WHAT IS NEEDED:
Every record here needs to be written out again exactly.

DATASET:
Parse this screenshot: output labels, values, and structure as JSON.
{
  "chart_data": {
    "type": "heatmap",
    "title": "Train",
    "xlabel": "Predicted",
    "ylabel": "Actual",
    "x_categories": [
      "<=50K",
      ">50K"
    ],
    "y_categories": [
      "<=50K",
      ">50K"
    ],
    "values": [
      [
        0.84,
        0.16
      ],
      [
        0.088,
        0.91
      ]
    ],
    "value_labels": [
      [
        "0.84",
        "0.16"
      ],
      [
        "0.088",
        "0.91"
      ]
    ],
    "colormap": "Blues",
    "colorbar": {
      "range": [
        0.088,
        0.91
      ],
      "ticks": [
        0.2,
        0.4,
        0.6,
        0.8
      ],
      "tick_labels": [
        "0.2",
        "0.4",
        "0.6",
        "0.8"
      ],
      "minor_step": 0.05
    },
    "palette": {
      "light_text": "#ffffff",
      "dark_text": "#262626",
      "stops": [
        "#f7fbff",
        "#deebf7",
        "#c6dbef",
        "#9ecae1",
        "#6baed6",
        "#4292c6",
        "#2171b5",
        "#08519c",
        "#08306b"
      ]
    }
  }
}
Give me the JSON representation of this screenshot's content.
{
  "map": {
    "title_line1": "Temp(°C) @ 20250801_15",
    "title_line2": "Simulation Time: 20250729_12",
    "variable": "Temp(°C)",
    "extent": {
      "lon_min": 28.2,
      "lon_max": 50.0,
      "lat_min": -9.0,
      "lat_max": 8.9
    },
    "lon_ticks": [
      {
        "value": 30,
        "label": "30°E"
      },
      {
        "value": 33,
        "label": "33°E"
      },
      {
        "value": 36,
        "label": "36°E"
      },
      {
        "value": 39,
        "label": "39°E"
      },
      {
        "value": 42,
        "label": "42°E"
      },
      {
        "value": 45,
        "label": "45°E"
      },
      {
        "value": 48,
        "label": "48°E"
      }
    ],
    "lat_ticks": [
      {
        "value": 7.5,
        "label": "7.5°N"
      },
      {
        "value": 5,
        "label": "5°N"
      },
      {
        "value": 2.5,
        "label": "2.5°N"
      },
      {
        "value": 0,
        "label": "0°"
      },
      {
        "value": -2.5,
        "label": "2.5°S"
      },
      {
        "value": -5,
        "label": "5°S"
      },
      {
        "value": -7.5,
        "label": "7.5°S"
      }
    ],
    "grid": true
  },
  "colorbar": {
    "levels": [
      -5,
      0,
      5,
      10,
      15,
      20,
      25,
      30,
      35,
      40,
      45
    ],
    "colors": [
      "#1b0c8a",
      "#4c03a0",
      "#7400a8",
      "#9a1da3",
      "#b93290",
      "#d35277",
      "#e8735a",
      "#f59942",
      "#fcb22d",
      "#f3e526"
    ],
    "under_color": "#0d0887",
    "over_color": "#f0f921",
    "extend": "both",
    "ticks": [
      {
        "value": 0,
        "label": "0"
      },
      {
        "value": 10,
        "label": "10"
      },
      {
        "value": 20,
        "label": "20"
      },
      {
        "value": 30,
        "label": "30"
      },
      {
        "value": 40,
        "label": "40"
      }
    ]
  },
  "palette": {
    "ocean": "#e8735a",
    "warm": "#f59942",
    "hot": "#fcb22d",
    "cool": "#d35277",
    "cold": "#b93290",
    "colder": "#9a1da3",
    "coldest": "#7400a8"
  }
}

COMPLETED TASK:
Parse this screenshot: output labels, values, and structure as JSON.
{
  "chart_data": {
    "type": "heatmap",
    "title": "Train",
    "xlabel": "Predicted",
    "ylabel": "Actual",
    "x_categories": [
      "<=50K",
      ">50K"
    ],
    "y_categories": [
      "<=50K",
      ">50K"
    ],
    "values": [
      [
        0.84,
        0.16
      ],
      [
        0.088,
        0.91
      ]
    ],
    "value_labels": [
      [
        "0.84",
        "0.16"
      ],
      [
        "0.088",
        "0.91"
      ]
    ],
    "colormap": "Blues",
    "colorbar": {
      "range": [
        0.088,
        0.91
      ],
      "ticks": [
        0.2,
        0.4,
        0.6,
        0.8
      ],
      "tick_labels": [
        "0.2",
        "0.4",
        "0.6",
        "0.8"
      ],
      "minor_step": 0.05
    },
    "palette": {
      "light_text": "#ffffff",
      "dark_text": "#262626",
      "stops": [
        "#f7fbff",
        "#deebf7",
        "#c6dbef",
        "#9ecae1",
        "#6baed6",
        "#4292c6",
        "#2171b5",
        "#08519c",
        "#08306b"
      ]
    }
  }
}
Give me the JSON representation of this screenshot's content.
{
  "map": {
    "title_line1": "Temp(°C) @ 20250801_15",
    "title_line2": "Simulation Time: 20250729_12",
    "variable": "Temp(°C)",
    "extent": {
      "lon_min": 28.2,
      "lon_max": 50.0,
      "lat_min": -9.0,
      "lat_max": 8.9
    },
    "lon_ticks": [
      {
        "value": 30,
        "label": "30°E"
      },
      {
        "value": 33,
        "label": "33°E"
      },
      {
        "value": 36,
        "label": "36°E"
      },
      {
        "value": 39,
        "label": "39°E"
      },
      {
        "value": 42,
        "label": "42°E"
      },
      {
        "value": 45,
        "label": "45°E"
      },
      {
        "value": 48,
        "label": "48°E"
      }
    ],
    "lat_ticks": [
      {
        "value": 7.5,
        "label": "7.5°N"
      },
      {
        "value": 5,
        "label": "5°N"
      },
      {
        "value": 2.5,
        "label": "2.5°N"
      },
      {
        "value": 0,
        "label": "0°"
      },
      {
        "value": -2.5,
        "label": "2.5°S"
      },
      {
        "value": -5,
        "label": "5°S"
      },
      {
        "value": -7.5,
        "label": "7.5°S"
      }
    ],
    "grid": true
  },
  "colorbar": {
    "levels": [
      -5,
      0,
      5,
      10,
      15,
      20,
      25,
      30,
      35,
      40,
      45
    ],
    "colors": [
      "#1b0c8a",
      "#4c03a0",
      "#7400a8",
      "#9a1da3",
      "#b93290",
      "#d35277",
      "#e8735a",
      "#f59942",
      "#fcb22d",
      "#f3e526"
    ],
    "under_color": "#0d0887",
    "over_color": "#f0f921",
    "extend": "both",
    "ticks": [
      {
        "value": 0,
        "label": "0"
      },
      {
        "value": 10,
        "label": "10"
      },
      {
        "value": 20,
        "label": "20"
      },
      {
        "value": 30,
        "label": "30"
      },
      {
        "value": 40,
        "label": "40"
      }
    ]
  },
  "palette": {
    "ocean": "#e8735a",
    "warm": "#f59942",
    "hot": "#fcb22d",
    "cool": "#d35277",
    "cold": "#b93290",
    "colder": "#9a1da3",
    "coldest": "#7400a8"
  }
}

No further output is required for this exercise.